#### TO BE DONE
Please repeat all of the listing exactly.

BEGIN ITEMS

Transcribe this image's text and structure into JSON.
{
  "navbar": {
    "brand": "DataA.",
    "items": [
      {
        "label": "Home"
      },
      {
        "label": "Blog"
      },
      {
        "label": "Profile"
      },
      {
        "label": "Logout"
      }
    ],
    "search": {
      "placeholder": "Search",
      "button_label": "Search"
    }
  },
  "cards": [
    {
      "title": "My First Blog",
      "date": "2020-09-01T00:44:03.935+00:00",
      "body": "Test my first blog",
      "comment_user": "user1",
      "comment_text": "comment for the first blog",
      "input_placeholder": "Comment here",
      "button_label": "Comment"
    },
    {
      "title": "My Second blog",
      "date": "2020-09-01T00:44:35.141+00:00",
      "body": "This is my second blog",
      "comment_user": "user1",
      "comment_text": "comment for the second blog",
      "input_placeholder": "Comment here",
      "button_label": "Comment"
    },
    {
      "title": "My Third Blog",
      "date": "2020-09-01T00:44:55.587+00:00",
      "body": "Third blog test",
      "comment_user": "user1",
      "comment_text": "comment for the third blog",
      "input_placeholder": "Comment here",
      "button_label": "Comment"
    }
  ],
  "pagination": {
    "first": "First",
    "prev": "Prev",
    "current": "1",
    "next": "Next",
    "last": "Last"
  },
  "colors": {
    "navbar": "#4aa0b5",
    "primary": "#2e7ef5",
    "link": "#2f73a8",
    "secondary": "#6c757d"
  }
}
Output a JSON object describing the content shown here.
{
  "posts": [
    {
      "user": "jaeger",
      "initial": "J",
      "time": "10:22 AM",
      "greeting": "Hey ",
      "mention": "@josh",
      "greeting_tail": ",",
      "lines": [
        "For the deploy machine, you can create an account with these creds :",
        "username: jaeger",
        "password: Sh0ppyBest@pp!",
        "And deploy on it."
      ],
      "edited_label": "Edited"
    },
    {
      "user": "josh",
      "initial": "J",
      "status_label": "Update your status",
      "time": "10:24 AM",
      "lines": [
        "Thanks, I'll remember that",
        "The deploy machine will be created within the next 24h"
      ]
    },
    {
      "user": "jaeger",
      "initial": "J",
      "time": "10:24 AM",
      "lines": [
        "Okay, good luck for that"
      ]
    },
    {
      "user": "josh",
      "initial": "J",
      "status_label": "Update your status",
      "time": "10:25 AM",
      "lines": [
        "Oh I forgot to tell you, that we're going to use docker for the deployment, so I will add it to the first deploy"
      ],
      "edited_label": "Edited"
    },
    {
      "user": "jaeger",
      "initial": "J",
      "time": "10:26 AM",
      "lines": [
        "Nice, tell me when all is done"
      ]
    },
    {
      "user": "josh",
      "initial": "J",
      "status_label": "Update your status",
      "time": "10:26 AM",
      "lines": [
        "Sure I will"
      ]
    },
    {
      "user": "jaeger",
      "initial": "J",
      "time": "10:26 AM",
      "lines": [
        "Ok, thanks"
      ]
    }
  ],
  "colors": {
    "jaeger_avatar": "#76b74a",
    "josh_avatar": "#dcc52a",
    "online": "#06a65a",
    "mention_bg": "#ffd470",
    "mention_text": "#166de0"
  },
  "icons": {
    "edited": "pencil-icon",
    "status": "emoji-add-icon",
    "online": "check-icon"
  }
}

END ITEMS

#### RESULT
Transcribe this image's text and structure into JSON.
{
  "navbar": {
    "brand": "DataA.",
    "items": [
      {
        "label": "Home"
      },
      {
        "label": "Blog"
      },
      {
        "label": "Profile"
      },
      {
        "label": "Logout"
      }
    ],
    "search": {
      "placeholder": "Search",
      "button_label": "Search"
    }
  },
  "cards": [
    {
      "title": "My First Blog",
      "date": "2020-09-01T00:44:03.935+00:00",
      "body": "Test my first blog",
      "comment_user": "user1",
      "comment_text": "comment for the first blog",
      "input_placeholder": "Comment here",
      "button_label": "Comment"
    },
    {
      "title": "My Second blog",
      "date": "2020-09-01T00:44:35.141+00:00",
      "body": "This is my second blog",
      "comment_user": "user1",
      "comment_text": "comment for the second blog",
      "input_placeholder": "Comment here",
      "button_label": "Comment"
    },
    {
      "title": "My Third Blog",
      "date": "2020-09-01T00:44:55.587+00:00",
      "body": "Third blog test",
      "comment_user": "user1",
      "comment_text": "comment for the third blog",
      "input_placeholder": "Comment here",
      "button_label": "Comment"
    }
  ],
  "pagination": {
    "first": "First",
    "prev": "Prev",
    "current": "1",
    "next": "Next",
    "last": "Last"
  },
  "colors": {
    "navbar": "#4aa0b5",
    "primary": "#2e7ef5",
    "link": "#2f73a8",
    "secondary": "#6c757d"
  }
}
Output a JSON object describing the content shown here.
{
  "posts": [
    {
      "user": "jaeger",
      "initial": "J",
      "time": "10:22 AM",
      "greeting": "Hey ",
      "mention": "@josh",
      "greeting_tail": ",",
      "lines": [
        "For the deploy machine, you can create an account with these creds :",
        "username: jaeger",
        "password: Sh0ppyBest@pp!",
        "And deploy on it."
      ],
      "edited_label": "Edited"
    },
    {
      "user": "josh",
      "initial": "J",
      "status_label": "Update your status",
      "time": "10:24 AM",
      "lines": [
        "Thanks, I'll remember that",
        "The deploy machine will be created within the next 24h"
      ]
    },
    {
      "user": "jaeger",
      "initial": "J",
      "time": "10:24 AM",
      "lines": [
        "Okay, good luck for that"
      ]
    },
    {
      "user": "josh",
      "initial": "J",
      "status_label": "Update your status",
      "time": "10:25 AM",
      "lines": [
        "Oh I forgot to tell you, that we're going to use docker for the deployment, so I will add it to the first deploy"
      ],
      "edited_label": "Edited"
    },
    {
      "user": "jaeger",
      "initial": "J",
      "time": "10:26 AM",
      "lines": [
        "Nice, tell me when all is done"
      ]
    },
    {
      "user": "josh",
      "initial": "J",
      "status_label": "Update your status",
      "time": "10:26 AM",
      "lines": [
        "Sure I will"
      ]
    },
    {
      "user": "jaeger",
      "initial": "J",
      "time": "10:26 AM",
      "lines": [
        "Ok, thanks"
      ]
    }
  ],
  "colors": {
    "jaeger_avatar": "#76b74a",
    "josh_avatar": "#dcc52a",
    "online": "#06a65a",
    "mention_bg": "#ffd470",
    "mention_text": "#166de0"
  },
  "icons": {
    "edited": "pencil-icon",
    "status": "emoji-add-icon",
    "online": "check-icon"
  }
}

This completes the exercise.